(Items from a figure collection)
— Begin —

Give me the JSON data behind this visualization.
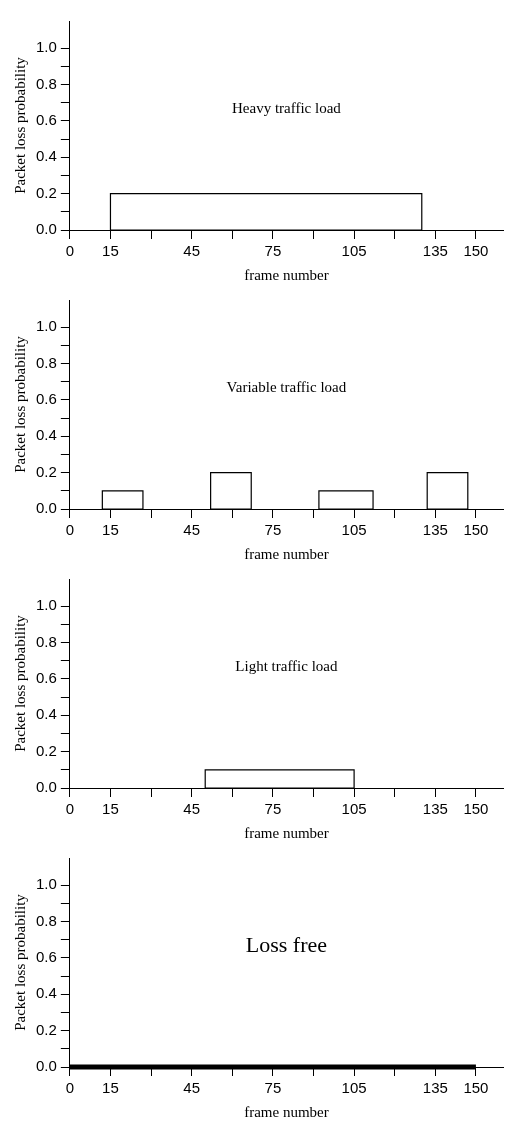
{
  "chart_data": [
    {
      "type": "histogram",
      "title": "Heavy traffic load",
      "xlabel": "frame number",
      "ylabel": "Packet loss probability",
      "color": "#000000",
      "bins": [
        15,
        130
      ],
      "values": [
        0.2
      ],
      "xlim": [
        0,
        160
      ],
      "xticks": [
        0,
        15,
        {
          "value": 30,
          "label": null
        },
        45,
        {
          "value": 60,
          "label": null
        },
        75,
        {
          "value": 90,
          "label": null
        },
        105,
        {
          "value": 120,
          "label": null
        },
        135,
        150
      ],
      "ylim": [
        0,
        1.15
      ],
      "yticks": [
        {
          "value": 0,
          "label": "0.0"
        },
        {
          "value": 0.1,
          "label": null
        },
        {
          "value": 0.2,
          "label": "0.2"
        },
        {
          "value": 0.3,
          "label": null
        },
        {
          "value": 0.4,
          "label": "0.4"
        },
        {
          "value": 0.5,
          "label": null
        },
        {
          "value": 0.6,
          "label": "0.6"
        },
        {
          "value": 0.7,
          "label": null
        },
        {
          "value": 0.8,
          "label": "0.8"
        },
        {
          "value": 0.9,
          "label": null
        },
        {
          "value": 1,
          "label": "1.0"
        }
      ],
      "grid": false,
      "legend": false
    },
    {
      "type": "histogram",
      "title": "Variable traffic load",
      "xlabel": "frame number",
      "ylabel": "Packet loss probability",
      "color": "#000000",
      "bins": [
        12,
        27,
        52,
        67,
        92,
        112,
        132,
        147
      ],
      "values": [
        0.1,
        0,
        0.2,
        0,
        0.1,
        0,
        0.2
      ],
      "xlim": [
        0,
        160
      ],
      "xticks": [
        0,
        15,
        {
          "value": 30,
          "label": null
        },
        45,
        {
          "value": 60,
          "label": null
        },
        75,
        {
          "value": 90,
          "label": null
        },
        105,
        {
          "value": 120,
          "label": null
        },
        135,
        150
      ],
      "ylim": [
        0,
        1.15
      ],
      "yticks": [
        {
          "value": 0,
          "label": "0.0"
        },
        {
          "value": 0.1,
          "label": null
        },
        {
          "value": 0.2,
          "label": "0.2"
        },
        {
          "value": 0.3,
          "label": null
        },
        {
          "value": 0.4,
          "label": "0.4"
        },
        {
          "value": 0.5,
          "label": null
        },
        {
          "value": 0.6,
          "label": "0.6"
        },
        {
          "value": 0.7,
          "label": null
        },
        {
          "value": 0.8,
          "label": "0.8"
        },
        {
          "value": 0.9,
          "label": null
        },
        {
          "value": 1,
          "label": "1.0"
        }
      ],
      "grid": false,
      "legend": false
    },
    {
      "type": "histogram",
      "title": "Light traffic load",
      "xlabel": "frame number",
      "ylabel": "Packet loss probability",
      "color": "#000000",
      "bins": [
        50,
        105
      ],
      "values": [
        0.1
      ],
      "xlim": [
        0,
        160
      ],
      "xticks": [
        0,
        15,
        {
          "value": 30,
          "label": null
        },
        45,
        {
          "value": 60,
          "label": null
        },
        75,
        {
          "value": 90,
          "label": null
        },
        105,
        {
          "value": 120,
          "label": null
        },
        135,
        150
      ],
      "ylim": [
        0,
        1.15
      ],
      "yticks": [
        {
          "value": 0,
          "label": "0.0"
        },
        {
          "value": 0.1,
          "label": null
        },
        {
          "value": 0.2,
          "label": "0.2"
        },
        {
          "value": 0.3,
          "label": null
        },
        {
          "value": 0.4,
          "label": "0.4"
        },
        {
          "value": 0.5,
          "label": null
        },
        {
          "value": 0.6,
          "label": "0.6"
        },
        {
          "value": 0.7,
          "label": null
        },
        {
          "value": 0.8,
          "label": "0.8"
        },
        {
          "value": 0.9,
          "label": null
        },
        {
          "value": 1,
          "label": "1.0"
        }
      ],
      "grid": false,
      "legend": false
    },
    {
      "type": "line",
      "title": "Loss free",
      "xlabel": "frame number",
      "ylabel": "Packet loss probability",
      "color": "#000000",
      "x": [
        0,
        150
      ],
      "values": [
        0,
        0
      ],
      "marker": "none",
      "xlim": [
        0,
        160
      ],
      "xticks": [
        0,
        15,
        {
          "value": 30,
          "label": null
        },
        45,
        {
          "value": 60,
          "label": null
        },
        75,
        {
          "value": 90,
          "label": null
        },
        105,
        {
          "value": 120,
          "label": null
        },
        135,
        150
      ],
      "ylim": [
        0,
        1.15
      ],
      "yticks": [
        {
          "value": 0,
          "label": "0.0"
        },
        {
          "value": 0.1,
          "label": null
        },
        {
          "value": 0.2,
          "label": "0.2"
        },
        {
          "value": 0.3,
          "label": null
        },
        {
          "value": 0.4,
          "label": "0.4"
        },
        {
          "value": 0.5,
          "label": null
        },
        {
          "value": 0.6,
          "label": "0.6"
        },
        {
          "value": 0.7,
          "label": null
        },
        {
          "value": 0.8,
          "label": "0.8"
        },
        {
          "value": 0.9,
          "label": null
        },
        {
          "value": 1,
          "label": "1.0"
        }
      ],
      "grid": false,
      "legend": false
    }
  ]
}
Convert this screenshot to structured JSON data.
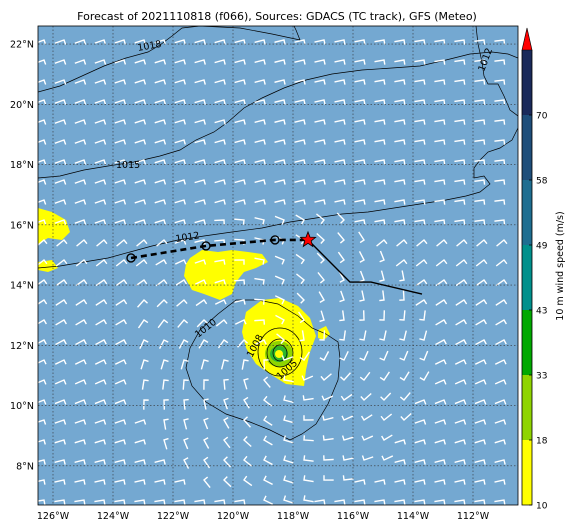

— End —

Work to complete
Retype every entry verbatim and exclude the pictures from the copy.

Answer to this task
Give me the JSON data behind this visualization.
{
  "chart_data": [
    {
      "type": "histogram",
      "title": "Heavy traffic load",
      "xlabel": "frame number",
      "ylabel": "Packet loss probability",
      "color": "#000000",
      "bins": [
        15,
        130
      ],
      "values": [
        0.2
      ],
      "xlim": [
        0,
        160
      ],
      "xticks": [
        0,
        15,
        {
          "value": 30,
          "label": null
        },
        45,
        {
          "value": 60,
          "label": null
        },
        75,
        {
          "value": 90,
          "label": null
        },
        105,
        {
          "value": 120,
          "label": null
        },
        135,
        150
      ],
      "ylim": [
        0,
        1.15
      ],
      "yticks": [
        {
          "value": 0,
          "label": "0.0"
        },
        {
          "value": 0.1,
          "label": null
        },
        {
          "value": 0.2,
          "label": "0.2"
        },
        {
          "value": 0.3,
          "label": null
        },
        {
          "value": 0.4,
          "label": "0.4"
        },
        {
          "value": 0.5,
          "label": null
        },
        {
          "value": 0.6,
          "label": "0.6"
        },
        {
          "value": 0.7,
          "label": null
        },
        {
          "value": 0.8,
          "label": "0.8"
        },
        {
          "value": 0.9,
          "label": null
        },
        {
          "value": 1,
          "label": "1.0"
        }
      ],
      "grid": false,
      "legend": false
    },
    {
      "type": "histogram",
      "title": "Variable traffic load",
      "xlabel": "frame number",
      "ylabel": "Packet loss probability",
      "color": "#000000",
      "bins": [
        12,
        27,
        52,
        67,
        92,
        112,
        132,
        147
      ],
      "values": [
        0.1,
        0,
        0.2,
        0,
        0.1,
        0,
        0.2
      ],
      "xlim": [
        0,
        160
      ],
      "xticks": [
        0,
        15,
        {
          "value": 30,
          "label": null
        },
        45,
        {
          "value": 60,
          "label": null
        },
        75,
        {
          "value": 90,
          "label": null
        },
        105,
        {
          "value": 120,
          "label": null
        },
        135,
        150
      ],
      "ylim": [
        0,
        1.15
      ],
      "yticks": [
        {
          "value": 0,
          "label": "0.0"
        },
        {
          "value": 0.1,
          "label": null
        },
        {
          "value": 0.2,
          "label": "0.2"
        },
        {
          "value": 0.3,
          "label": null
        },
        {
          "value": 0.4,
          "label": "0.4"
        },
        {
          "value": 0.5,
          "label": null
        },
        {
          "value": 0.6,
          "label": "0.6"
        },
        {
          "value": 0.7,
          "label": null
        },
        {
          "value": 0.8,
          "label": "0.8"
        },
        {
          "value": 0.9,
          "label": null
        },
        {
          "value": 1,
          "label": "1.0"
        }
      ],
      "grid": false,
      "legend": false
    },
    {
      "type": "histogram",
      "title": "Light traffic load",
      "xlabel": "frame number",
      "ylabel": "Packet loss probability",
      "color": "#000000",
      "bins": [
        50,
        105
      ],
      "values": [
        0.1
      ],
      "xlim": [
        0,
        160
      ],
      "xticks": [
        0,
        15,
        {
          "value": 30,
          "label": null
        },
        45,
        {
          "value": 60,
          "label": null
        },
        75,
        {
          "value": 90,
          "label": null
        },
        105,
        {
          "value": 120,
          "label": null
        },
        135,
        150
      ],
      "ylim": [
        0,
        1.15
      ],
      "yticks": [
        {
          "value": 0,
          "label": "0.0"
        },
        {
          "value": 0.1,
          "label": null
        },
        {
          "value": 0.2,
          "label": "0.2"
        },
        {
          "value": 0.3,
          "label": null
        },
        {
          "value": 0.4,
          "label": "0.4"
        },
        {
          "value": 0.5,
          "label": null
        },
        {
          "value": 0.6,
          "label": "0.6"
        },
        {
          "value": 0.7,
          "label": null
        },
        {
          "value": 0.8,
          "label": "0.8"
        },
        {
          "value": 0.9,
          "label": null
        },
        {
          "value": 1,
          "label": "1.0"
        }
      ],
      "grid": false,
      "legend": false
    },
    {
      "type": "line",
      "title": "Loss free",
      "xlabel": "frame number",
      "ylabel": "Packet loss probability",
      "color": "#000000",
      "x": [
        0,
        150
      ],
      "values": [
        0,
        0
      ],
      "marker": "none",
      "xlim": [
        0,
        160
      ],
      "xticks": [
        0,
        15,
        {
          "value": 30,
          "label": null
        },
        45,
        {
          "value": 60,
          "label": null
        },
        75,
        {
          "value": 90,
          "label": null
        },
        105,
        {
          "value": 120,
          "label": null
        },
        135,
        150
      ],
      "ylim": [
        0,
        1.15
      ],
      "yticks": [
        {
          "value": 0,
          "label": "0.0"
        },
        {
          "value": 0.1,
          "label": null
        },
        {
          "value": 0.2,
          "label": "0.2"
        },
        {
          "value": 0.3,
          "label": null
        },
        {
          "value": 0.4,
          "label": "0.4"
        },
        {
          "value": 0.5,
          "label": null
        },
        {
          "value": 0.6,
          "label": "0.6"
        },
        {
          "value": 0.7,
          "label": null
        },
        {
          "value": 0.8,
          "label": "0.8"
        },
        {
          "value": 0.9,
          "label": null
        },
        {
          "value": 1,
          "label": "1.0"
        }
      ],
      "grid": false,
      "legend": false
    }
  ]
}
Convert this screenshot to structured JSON data.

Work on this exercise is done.